— What the task asks —
Repeat every record below exactly, omitting any pictures.

━━━ Data entries

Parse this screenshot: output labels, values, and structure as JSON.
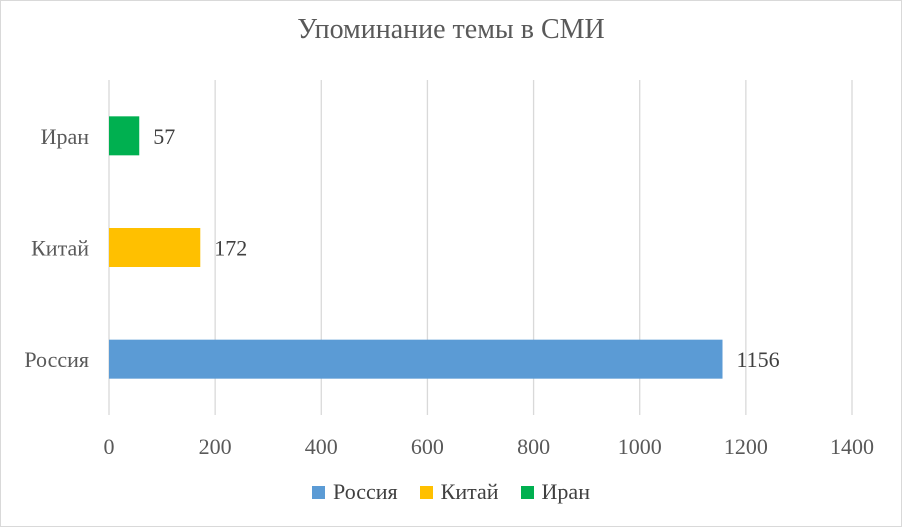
{
  "chart_data": {
    "type": "bar",
    "orientation": "horizontal",
    "title": "Упоминание темы в СМИ",
    "categories": [
      "Россия",
      "Китай",
      "Иран"
    ],
    "values": [
      1156,
      172,
      57
    ],
    "colors": [
      "#5b9bd5",
      "#ffc000",
      "#00b050"
    ],
    "xlim": [
      0,
      1400
    ],
    "x_ticks": [
      "0",
      "200",
      "400",
      "600",
      "800",
      "1000",
      "1200",
      "1400"
    ],
    "data_labels": [
      "1156",
      "172",
      "57"
    ],
    "grid": true,
    "legend_position": "bottom",
    "legend": [
      "Россия",
      "Китай",
      "Иран"
    ]
  }
}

━━━━━━

— Written response —
Parse this screenshot: output labels, values, and structure as JSON.
{
  "chart_data": {
    "type": "bar",
    "orientation": "horizontal",
    "title": "Упоминание темы в СМИ",
    "categories": [
      "Россия",
      "Китай",
      "Иран"
    ],
    "values": [
      1156,
      172,
      57
    ],
    "colors": [
      "#5b9bd5",
      "#ffc000",
      "#00b050"
    ],
    "xlim": [
      0,
      1400
    ],
    "x_ticks": [
      "0",
      "200",
      "400",
      "600",
      "800",
      "1000",
      "1200",
      "1400"
    ],
    "data_labels": [
      "1156",
      "172",
      "57"
    ],
    "grid": true,
    "legend_position": "bottom",
    "legend": [
      "Россия",
      "Китай",
      "Иран"
    ]
  }
}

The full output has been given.